### Task to complete
Quote every line of the material beneath this one.

### Dataset records
···

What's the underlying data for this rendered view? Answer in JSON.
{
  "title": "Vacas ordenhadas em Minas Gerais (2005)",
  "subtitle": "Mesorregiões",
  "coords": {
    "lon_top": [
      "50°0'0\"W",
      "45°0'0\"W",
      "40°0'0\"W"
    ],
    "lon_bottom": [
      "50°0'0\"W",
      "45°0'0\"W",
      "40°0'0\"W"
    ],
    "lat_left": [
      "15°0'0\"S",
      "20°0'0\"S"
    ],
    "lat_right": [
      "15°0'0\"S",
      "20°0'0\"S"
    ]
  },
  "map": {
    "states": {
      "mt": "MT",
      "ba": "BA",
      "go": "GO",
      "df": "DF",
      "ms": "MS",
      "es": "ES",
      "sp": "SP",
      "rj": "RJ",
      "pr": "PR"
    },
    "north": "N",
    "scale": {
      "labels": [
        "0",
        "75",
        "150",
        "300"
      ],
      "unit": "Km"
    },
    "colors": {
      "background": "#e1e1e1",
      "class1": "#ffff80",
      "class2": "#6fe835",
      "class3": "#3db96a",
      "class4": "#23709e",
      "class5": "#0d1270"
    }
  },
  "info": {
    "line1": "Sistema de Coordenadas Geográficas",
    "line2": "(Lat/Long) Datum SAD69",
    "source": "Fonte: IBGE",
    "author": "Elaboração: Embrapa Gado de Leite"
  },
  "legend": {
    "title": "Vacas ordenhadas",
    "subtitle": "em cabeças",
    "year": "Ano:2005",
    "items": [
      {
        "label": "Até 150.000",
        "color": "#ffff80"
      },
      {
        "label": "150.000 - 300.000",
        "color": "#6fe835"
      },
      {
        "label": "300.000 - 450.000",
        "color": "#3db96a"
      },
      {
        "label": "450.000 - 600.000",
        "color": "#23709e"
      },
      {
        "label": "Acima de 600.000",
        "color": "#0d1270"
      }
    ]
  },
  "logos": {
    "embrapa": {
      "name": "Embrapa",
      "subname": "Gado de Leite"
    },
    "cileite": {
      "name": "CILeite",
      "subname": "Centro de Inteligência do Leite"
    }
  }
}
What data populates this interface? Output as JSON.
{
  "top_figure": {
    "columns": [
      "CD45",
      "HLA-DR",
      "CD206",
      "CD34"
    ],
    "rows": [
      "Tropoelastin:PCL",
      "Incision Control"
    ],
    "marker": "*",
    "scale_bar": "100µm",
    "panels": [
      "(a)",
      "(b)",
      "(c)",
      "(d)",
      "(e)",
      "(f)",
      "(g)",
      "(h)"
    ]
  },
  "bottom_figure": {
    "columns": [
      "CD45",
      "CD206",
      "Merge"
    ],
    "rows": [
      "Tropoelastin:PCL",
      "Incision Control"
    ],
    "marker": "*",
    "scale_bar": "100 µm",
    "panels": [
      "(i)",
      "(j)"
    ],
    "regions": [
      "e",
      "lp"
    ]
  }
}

···

### Written reply
What's the underlying data for this rendered view? Answer in JSON.
{
  "title": "Vacas ordenhadas em Minas Gerais (2005)",
  "subtitle": "Mesorregiões",
  "coords": {
    "lon_top": [
      "50°0'0\"W",
      "45°0'0\"W",
      "40°0'0\"W"
    ],
    "lon_bottom": [
      "50°0'0\"W",
      "45°0'0\"W",
      "40°0'0\"W"
    ],
    "lat_left": [
      "15°0'0\"S",
      "20°0'0\"S"
    ],
    "lat_right": [
      "15°0'0\"S",
      "20°0'0\"S"
    ]
  },
  "map": {
    "states": {
      "mt": "MT",
      "ba": "BA",
      "go": "GO",
      "df": "DF",
      "ms": "MS",
      "es": "ES",
      "sp": "SP",
      "rj": "RJ",
      "pr": "PR"
    },
    "north": "N",
    "scale": {
      "labels": [
        "0",
        "75",
        "150",
        "300"
      ],
      "unit": "Km"
    },
    "colors": {
      "background": "#e1e1e1",
      "class1": "#ffff80",
      "class2": "#6fe835",
      "class3": "#3db96a",
      "class4": "#23709e",
      "class5": "#0d1270"
    }
  },
  "info": {
    "line1": "Sistema de Coordenadas Geográficas",
    "line2": "(Lat/Long) Datum SAD69",
    "source": "Fonte: IBGE",
    "author": "Elaboração: Embrapa Gado de Leite"
  },
  "legend": {
    "title": "Vacas ordenhadas",
    "subtitle": "em cabeças",
    "year": "Ano:2005",
    "items": [
      {
        "label": "Até 150.000",
        "color": "#ffff80"
      },
      {
        "label": "150.000 - 300.000",
        "color": "#6fe835"
      },
      {
        "label": "300.000 - 450.000",
        "color": "#3db96a"
      },
      {
        "label": "450.000 - 600.000",
        "color": "#23709e"
      },
      {
        "label": "Acima de 600.000",
        "color": "#0d1270"
      }
    ]
  },
  "logos": {
    "embrapa": {
      "name": "Embrapa",
      "subname": "Gado de Leite"
    },
    "cileite": {
      "name": "CILeite",
      "subname": "Centro de Inteligência do Leite"
    }
  }
}
What data populates this interface? Output as JSON.
{
  "top_figure": {
    "columns": [
      "CD45",
      "HLA-DR",
      "CD206",
      "CD34"
    ],
    "rows": [
      "Tropoelastin:PCL",
      "Incision Control"
    ],
    "marker": "*",
    "scale_bar": "100µm",
    "panels": [
      "(a)",
      "(b)",
      "(c)",
      "(d)",
      "(e)",
      "(f)",
      "(g)",
      "(h)"
    ]
  },
  "bottom_figure": {
    "columns": [
      "CD45",
      "CD206",
      "Merge"
    ],
    "rows": [
      "Tropoelastin:PCL",
      "Incision Control"
    ],
    "marker": "*",
    "scale_bar": "100 µm",
    "panels": [
      "(i)",
      "(j)"
    ],
    "regions": [
      "e",
      "lp"
    ]
  }
}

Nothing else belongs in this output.